• TASK PROMPT
Every line of the material below should be repeated exactly.
===
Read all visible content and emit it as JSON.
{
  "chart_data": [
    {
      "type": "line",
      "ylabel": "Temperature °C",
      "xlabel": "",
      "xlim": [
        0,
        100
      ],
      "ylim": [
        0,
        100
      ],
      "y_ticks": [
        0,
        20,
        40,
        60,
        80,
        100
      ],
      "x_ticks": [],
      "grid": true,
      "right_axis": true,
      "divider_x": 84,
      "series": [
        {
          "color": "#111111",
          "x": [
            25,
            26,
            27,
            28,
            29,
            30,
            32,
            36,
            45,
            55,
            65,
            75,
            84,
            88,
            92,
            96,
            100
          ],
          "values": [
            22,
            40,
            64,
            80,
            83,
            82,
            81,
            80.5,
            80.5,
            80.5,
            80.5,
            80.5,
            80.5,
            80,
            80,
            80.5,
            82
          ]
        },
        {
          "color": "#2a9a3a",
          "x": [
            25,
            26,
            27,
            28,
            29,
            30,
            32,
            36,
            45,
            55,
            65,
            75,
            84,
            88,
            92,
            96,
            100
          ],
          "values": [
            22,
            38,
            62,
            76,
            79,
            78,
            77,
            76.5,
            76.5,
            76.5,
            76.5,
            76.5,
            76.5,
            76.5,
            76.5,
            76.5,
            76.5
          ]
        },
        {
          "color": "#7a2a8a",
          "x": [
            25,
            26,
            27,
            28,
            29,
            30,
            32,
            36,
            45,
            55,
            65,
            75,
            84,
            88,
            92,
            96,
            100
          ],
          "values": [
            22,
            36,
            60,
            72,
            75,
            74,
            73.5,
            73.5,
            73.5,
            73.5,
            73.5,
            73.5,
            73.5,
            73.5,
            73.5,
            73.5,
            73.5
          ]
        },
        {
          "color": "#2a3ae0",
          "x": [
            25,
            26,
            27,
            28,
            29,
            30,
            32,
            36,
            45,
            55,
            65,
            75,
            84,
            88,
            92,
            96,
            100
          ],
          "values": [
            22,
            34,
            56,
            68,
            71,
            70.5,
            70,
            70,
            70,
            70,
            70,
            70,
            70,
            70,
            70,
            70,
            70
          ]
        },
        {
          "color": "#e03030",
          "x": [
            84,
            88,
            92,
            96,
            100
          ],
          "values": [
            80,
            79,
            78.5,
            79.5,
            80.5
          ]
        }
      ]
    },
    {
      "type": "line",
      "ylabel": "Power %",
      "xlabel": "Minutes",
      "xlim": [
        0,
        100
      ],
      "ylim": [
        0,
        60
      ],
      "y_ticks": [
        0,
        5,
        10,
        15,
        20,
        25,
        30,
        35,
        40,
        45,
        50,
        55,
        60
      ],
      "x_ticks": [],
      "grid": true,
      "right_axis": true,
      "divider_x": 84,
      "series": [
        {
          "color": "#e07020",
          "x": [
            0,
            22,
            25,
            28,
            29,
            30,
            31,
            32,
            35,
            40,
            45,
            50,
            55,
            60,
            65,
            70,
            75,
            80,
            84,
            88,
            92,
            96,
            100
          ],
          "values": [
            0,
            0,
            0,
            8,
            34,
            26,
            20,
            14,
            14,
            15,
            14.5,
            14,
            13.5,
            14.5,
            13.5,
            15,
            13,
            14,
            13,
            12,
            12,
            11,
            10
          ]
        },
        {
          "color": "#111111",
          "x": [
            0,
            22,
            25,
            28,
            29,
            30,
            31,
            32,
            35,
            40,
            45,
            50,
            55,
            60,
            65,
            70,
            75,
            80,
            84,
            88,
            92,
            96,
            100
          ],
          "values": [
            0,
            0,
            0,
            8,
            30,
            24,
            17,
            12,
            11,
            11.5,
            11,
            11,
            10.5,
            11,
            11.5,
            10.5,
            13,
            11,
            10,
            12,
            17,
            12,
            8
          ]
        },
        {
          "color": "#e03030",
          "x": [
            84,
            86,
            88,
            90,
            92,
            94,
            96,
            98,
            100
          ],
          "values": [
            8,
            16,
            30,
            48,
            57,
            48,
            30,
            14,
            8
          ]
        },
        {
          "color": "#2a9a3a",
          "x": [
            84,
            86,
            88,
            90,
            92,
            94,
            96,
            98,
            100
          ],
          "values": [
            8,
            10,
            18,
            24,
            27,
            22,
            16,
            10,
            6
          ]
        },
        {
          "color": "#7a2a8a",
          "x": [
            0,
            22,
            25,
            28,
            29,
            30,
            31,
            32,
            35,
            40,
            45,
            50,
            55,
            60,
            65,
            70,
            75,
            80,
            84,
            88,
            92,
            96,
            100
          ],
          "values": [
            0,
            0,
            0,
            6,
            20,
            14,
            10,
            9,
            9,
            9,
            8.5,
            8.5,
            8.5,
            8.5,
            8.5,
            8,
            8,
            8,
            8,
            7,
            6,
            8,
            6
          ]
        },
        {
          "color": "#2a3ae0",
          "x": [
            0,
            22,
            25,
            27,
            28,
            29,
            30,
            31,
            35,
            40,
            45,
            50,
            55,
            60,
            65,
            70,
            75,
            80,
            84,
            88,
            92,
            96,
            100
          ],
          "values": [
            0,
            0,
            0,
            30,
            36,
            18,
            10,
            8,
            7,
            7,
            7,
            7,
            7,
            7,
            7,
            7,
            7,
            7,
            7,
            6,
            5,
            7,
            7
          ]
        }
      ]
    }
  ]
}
===
• ANSWER
Read all visible content and emit it as JSON.
{
  "chart_data": [
    {
      "type": "line",
      "ylabel": "Temperature °C",
      "xlabel": "",
      "xlim": [
        0,
        100
      ],
      "ylim": [
        0,
        100
      ],
      "y_ticks": [
        0,
        20,
        40,
        60,
        80,
        100
      ],
      "x_ticks": [],
      "grid": true,
      "right_axis": true,
      "divider_x": 84,
      "series": [
        {
          "color": "#111111",
          "x": [
            25,
            26,
            27,
            28,
            29,
            30,
            32,
            36,
            45,
            55,
            65,
            75,
            84,
            88,
            92,
            96,
            100
          ],
          "values": [
            22,
            40,
            64,
            80,
            83,
            82,
            81,
            80.5,
            80.5,
            80.5,
            80.5,
            80.5,
            80.5,
            80,
            80,
            80.5,
            82
          ]
        },
        {
          "color": "#2a9a3a",
          "x": [
            25,
            26,
            27,
            28,
            29,
            30,
            32,
            36,
            45,
            55,
            65,
            75,
            84,
            88,
            92,
            96,
            100
          ],
          "values": [
            22,
            38,
            62,
            76,
            79,
            78,
            77,
            76.5,
            76.5,
            76.5,
            76.5,
            76.5,
            76.5,
            76.5,
            76.5,
            76.5,
            76.5
          ]
        },
        {
          "color": "#7a2a8a",
          "x": [
            25,
            26,
            27,
            28,
            29,
            30,
            32,
            36,
            45,
            55,
            65,
            75,
            84,
            88,
            92,
            96,
            100
          ],
          "values": [
            22,
            36,
            60,
            72,
            75,
            74,
            73.5,
            73.5,
            73.5,
            73.5,
            73.5,
            73.5,
            73.5,
            73.5,
            73.5,
            73.5,
            73.5
          ]
        },
        {
          "color": "#2a3ae0",
          "x": [
            25,
            26,
            27,
            28,
            29,
            30,
            32,
            36,
            45,
            55,
            65,
            75,
            84,
            88,
            92,
            96,
            100
          ],
          "values": [
            22,
            34,
            56,
            68,
            71,
            70.5,
            70,
            70,
            70,
            70,
            70,
            70,
            70,
            70,
            70,
            70,
            70
          ]
        },
        {
          "color": "#e03030",
          "x": [
            84,
            88,
            92,
            96,
            100
          ],
          "values": [
            80,
            79,
            78.5,
            79.5,
            80.5
          ]
        }
      ]
    },
    {
      "type": "line",
      "ylabel": "Power %",
      "xlabel": "Minutes",
      "xlim": [
        0,
        100
      ],
      "ylim": [
        0,
        60
      ],
      "y_ticks": [
        0,
        5,
        10,
        15,
        20,
        25,
        30,
        35,
        40,
        45,
        50,
        55,
        60
      ],
      "x_ticks": [],
      "grid": true,
      "right_axis": true,
      "divider_x": 84,
      "series": [
        {
          "color": "#e07020",
          "x": [
            0,
            22,
            25,
            28,
            29,
            30,
            31,
            32,
            35,
            40,
            45,
            50,
            55,
            60,
            65,
            70,
            75,
            80,
            84,
            88,
            92,
            96,
            100
          ],
          "values": [
            0,
            0,
            0,
            8,
            34,
            26,
            20,
            14,
            14,
            15,
            14.5,
            14,
            13.5,
            14.5,
            13.5,
            15,
            13,
            14,
            13,
            12,
            12,
            11,
            10
          ]
        },
        {
          "color": "#111111",
          "x": [
            0,
            22,
            25,
            28,
            29,
            30,
            31,
            32,
            35,
            40,
            45,
            50,
            55,
            60,
            65,
            70,
            75,
            80,
            84,
            88,
            92,
            96,
            100
          ],
          "values": [
            0,
            0,
            0,
            8,
            30,
            24,
            17,
            12,
            11,
            11.5,
            11,
            11,
            10.5,
            11,
            11.5,
            10.5,
            13,
            11,
            10,
            12,
            17,
            12,
            8
          ]
        },
        {
          "color": "#e03030",
          "x": [
            84,
            86,
            88,
            90,
            92,
            94,
            96,
            98,
            100
          ],
          "values": [
            8,
            16,
            30,
            48,
            57,
            48,
            30,
            14,
            8
          ]
        },
        {
          "color": "#2a9a3a",
          "x": [
            84,
            86,
            88,
            90,
            92,
            94,
            96,
            98,
            100
          ],
          "values": [
            8,
            10,
            18,
            24,
            27,
            22,
            16,
            10,
            6
          ]
        },
        {
          "color": "#7a2a8a",
          "x": [
            0,
            22,
            25,
            28,
            29,
            30,
            31,
            32,
            35,
            40,
            45,
            50,
            55,
            60,
            65,
            70,
            75,
            80,
            84,
            88,
            92,
            96,
            100
          ],
          "values": [
            0,
            0,
            0,
            6,
            20,
            14,
            10,
            9,
            9,
            9,
            8.5,
            8.5,
            8.5,
            8.5,
            8.5,
            8,
            8,
            8,
            8,
            7,
            6,
            8,
            6
          ]
        },
        {
          "color": "#2a3ae0",
          "x": [
            0,
            22,
            25,
            27,
            28,
            29,
            30,
            31,
            35,
            40,
            45,
            50,
            55,
            60,
            65,
            70,
            75,
            80,
            84,
            88,
            92,
            96,
            100
          ],
          "values": [
            0,
            0,
            0,
            30,
            36,
            18,
            10,
            8,
            7,
            7,
            7,
            7,
            7,
            7,
            7,
            7,
            7,
            7,
            7,
            6,
            5,
            7,
            7
          ]
        }
      ]
    }
  ]
}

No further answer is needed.